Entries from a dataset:
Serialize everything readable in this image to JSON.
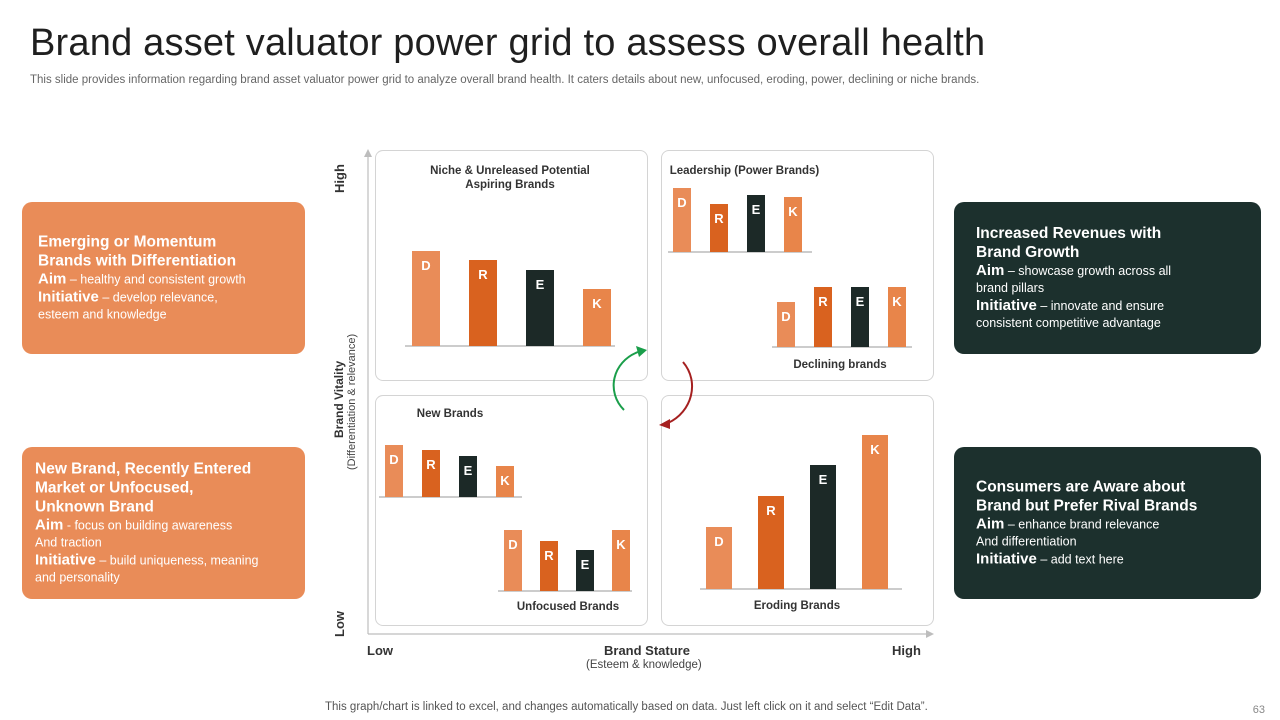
{
  "title": "Brand asset valuator power grid to assess overall health",
  "subtitle": "This slide provides information regarding brand asset valuator power grid to analyze overall brand health. It caters details about new, unfocused, eroding, power, declining or niche brands.",
  "cards": {
    "top_left": {
      "heading": [
        "Emerging or Momentum",
        "Brands with Differentiation"
      ],
      "aim_key": "Aim",
      "aim_text": " – healthy and consistent growth",
      "initiative_key": "Initiative",
      "initiative_text": [
        " – develop relevance,",
        "esteem and knowledge"
      ]
    },
    "bottom_left": {
      "heading": [
        "New Brand, Recently Entered",
        "Market or Unfocused,",
        "Unknown Brand"
      ],
      "aim_key": "Aim",
      "aim_text": [
        " - focus on building awareness",
        "And traction"
      ],
      "initiative_key": "Initiative",
      "initiative_text": [
        " – build uniqueness, meaning",
        "and personality"
      ]
    },
    "top_right": {
      "heading": [
        "Increased Revenues with",
        "Brand Growth"
      ],
      "aim_key": "Aim",
      "aim_text": [
        " – showcase growth across all",
        "brand pillars"
      ],
      "initiative_key": "Initiative",
      "initiative_text": [
        " – innovate and ensure",
        "consistent competitive advantage"
      ]
    },
    "bottom_right": {
      "heading": [
        "Consumers are Aware about",
        "Brand but Prefer Rival Brands"
      ],
      "aim_key": "Aim",
      "aim_text": [
        " – enhance brand relevance",
        " And differentiation"
      ],
      "initiative_key": "Initiative",
      "initiative_text": " – add text here"
    }
  },
  "axes": {
    "y_title": "Brand Vitality",
    "y_sub": "(Differentiation & relevance)",
    "y_high": "High",
    "y_low": "Low",
    "x_title": "Brand Stature",
    "x_sub": "(Esteem & knowledge)",
    "x_low": "Low",
    "x_high": "High"
  },
  "quadrant_labels": {
    "niche": [
      "Niche & Unreleased Potential",
      "Aspiring Brands"
    ],
    "leadership": "Leadership (Power Brands)",
    "declining": "Declining brands",
    "new": "New Brands",
    "unfocused": "Unfocused Brands",
    "eroding": "Eroding Brands"
  },
  "colors": {
    "D": "#e98c58",
    "R": "#d9621f",
    "E": "#1c2927",
    "K": "#e8854a",
    "arrow_up": "#1a9e4a",
    "arrow_down": "#a52020"
  },
  "chart_data": [
    {
      "id": "niche",
      "type": "bar",
      "title": "Niche & Unreleased Potential Aspiring Brands",
      "categories": [
        "D",
        "R",
        "E",
        "K"
      ],
      "values": [
        95,
        86,
        76,
        57
      ],
      "ylim": [
        0,
        100
      ]
    },
    {
      "id": "leadership",
      "type": "bar",
      "title": "Leadership (Power Brands)",
      "categories": [
        "D",
        "R",
        "E",
        "K"
      ],
      "values": [
        64,
        48,
        57,
        55
      ],
      "ylim": [
        0,
        100
      ]
    },
    {
      "id": "declining",
      "type": "bar",
      "title": "Declining brands",
      "categories": [
        "D",
        "R",
        "E",
        "K"
      ],
      "values": [
        45,
        60,
        60,
        60
      ],
      "ylim": [
        0,
        100
      ]
    },
    {
      "id": "new",
      "type": "bar",
      "title": "New Brands",
      "categories": [
        "D",
        "R",
        "E",
        "K"
      ],
      "values": [
        52,
        47,
        41,
        31
      ],
      "ylim": [
        0,
        100
      ]
    },
    {
      "id": "unfocused",
      "type": "bar",
      "title": "Unfocused Brands",
      "categories": [
        "D",
        "R",
        "E",
        "K"
      ],
      "values": [
        61,
        50,
        41,
        61
      ],
      "ylim": [
        0,
        100
      ]
    },
    {
      "id": "eroding",
      "type": "bar",
      "title": "Eroding Brands",
      "categories": [
        "D",
        "R",
        "E",
        "K"
      ],
      "values": [
        62,
        93,
        124,
        154
      ],
      "ylim": [
        0,
        160
      ]
    }
  ],
  "footer": "This graph/chart is linked to excel,  and changes automatically based on data. Just left click on it and select “Edit Data”.",
  "page_number": "63"
}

| REQUEST |
Transcribe every entry above exactly. Omit all pictures.

| SOLVED PROBLEM |
Serialize everything readable in this image to JSON.
{
  "title": "Brand asset valuator power grid to assess overall health",
  "subtitle": "This slide provides information regarding brand asset valuator power grid to analyze overall brand health. It caters details about new, unfocused, eroding, power, declining or niche brands.",
  "cards": {
    "top_left": {
      "heading": [
        "Emerging or Momentum",
        "Brands with Differentiation"
      ],
      "aim_key": "Aim",
      "aim_text": " – healthy and consistent growth",
      "initiative_key": "Initiative",
      "initiative_text": [
        " – develop relevance,",
        "esteem and knowledge"
      ]
    },
    "bottom_left": {
      "heading": [
        "New Brand, Recently Entered",
        "Market or Unfocused,",
        "Unknown Brand"
      ],
      "aim_key": "Aim",
      "aim_text": [
        " - focus on building awareness",
        "And traction"
      ],
      "initiative_key": "Initiative",
      "initiative_text": [
        " – build uniqueness, meaning",
        "and personality"
      ]
    },
    "top_right": {
      "heading": [
        "Increased Revenues with",
        "Brand Growth"
      ],
      "aim_key": "Aim",
      "aim_text": [
        " – showcase growth across all",
        "brand pillars"
      ],
      "initiative_key": "Initiative",
      "initiative_text": [
        " – innovate and ensure",
        "consistent competitive advantage"
      ]
    },
    "bottom_right": {
      "heading": [
        "Consumers are Aware about",
        "Brand but Prefer Rival Brands"
      ],
      "aim_key": "Aim",
      "aim_text": [
        " – enhance brand relevance",
        " And differentiation"
      ],
      "initiative_key": "Initiative",
      "initiative_text": " – add text here"
    }
  },
  "axes": {
    "y_title": "Brand Vitality",
    "y_sub": "(Differentiation & relevance)",
    "y_high": "High",
    "y_low": "Low",
    "x_title": "Brand Stature",
    "x_sub": "(Esteem & knowledge)",
    "x_low": "Low",
    "x_high": "High"
  },
  "quadrant_labels": {
    "niche": [
      "Niche & Unreleased Potential",
      "Aspiring Brands"
    ],
    "leadership": "Leadership (Power Brands)",
    "declining": "Declining brands",
    "new": "New Brands",
    "unfocused": "Unfocused Brands",
    "eroding": "Eroding Brands"
  },
  "colors": {
    "D": "#e98c58",
    "R": "#d9621f",
    "E": "#1c2927",
    "K": "#e8854a",
    "arrow_up": "#1a9e4a",
    "arrow_down": "#a52020"
  },
  "chart_data": [
    {
      "id": "niche",
      "type": "bar",
      "title": "Niche & Unreleased Potential Aspiring Brands",
      "categories": [
        "D",
        "R",
        "E",
        "K"
      ],
      "values": [
        95,
        86,
        76,
        57
      ],
      "ylim": [
        0,
        100
      ]
    },
    {
      "id": "leadership",
      "type": "bar",
      "title": "Leadership (Power Brands)",
      "categories": [
        "D",
        "R",
        "E",
        "K"
      ],
      "values": [
        64,
        48,
        57,
        55
      ],
      "ylim": [
        0,
        100
      ]
    },
    {
      "id": "declining",
      "type": "bar",
      "title": "Declining brands",
      "categories": [
        "D",
        "R",
        "E",
        "K"
      ],
      "values": [
        45,
        60,
        60,
        60
      ],
      "ylim": [
        0,
        100
      ]
    },
    {
      "id": "new",
      "type": "bar",
      "title": "New Brands",
      "categories": [
        "D",
        "R",
        "E",
        "K"
      ],
      "values": [
        52,
        47,
        41,
        31
      ],
      "ylim": [
        0,
        100
      ]
    },
    {
      "id": "unfocused",
      "type": "bar",
      "title": "Unfocused Brands",
      "categories": [
        "D",
        "R",
        "E",
        "K"
      ],
      "values": [
        61,
        50,
        41,
        61
      ],
      "ylim": [
        0,
        100
      ]
    },
    {
      "id": "eroding",
      "type": "bar",
      "title": "Eroding Brands",
      "categories": [
        "D",
        "R",
        "E",
        "K"
      ],
      "values": [
        62,
        93,
        124,
        154
      ],
      "ylim": [
        0,
        160
      ]
    }
  ],
  "footer": "This graph/chart is linked to excel,  and changes automatically based on data. Just left click on it and select “Edit Data”.",
  "page_number": "63"
}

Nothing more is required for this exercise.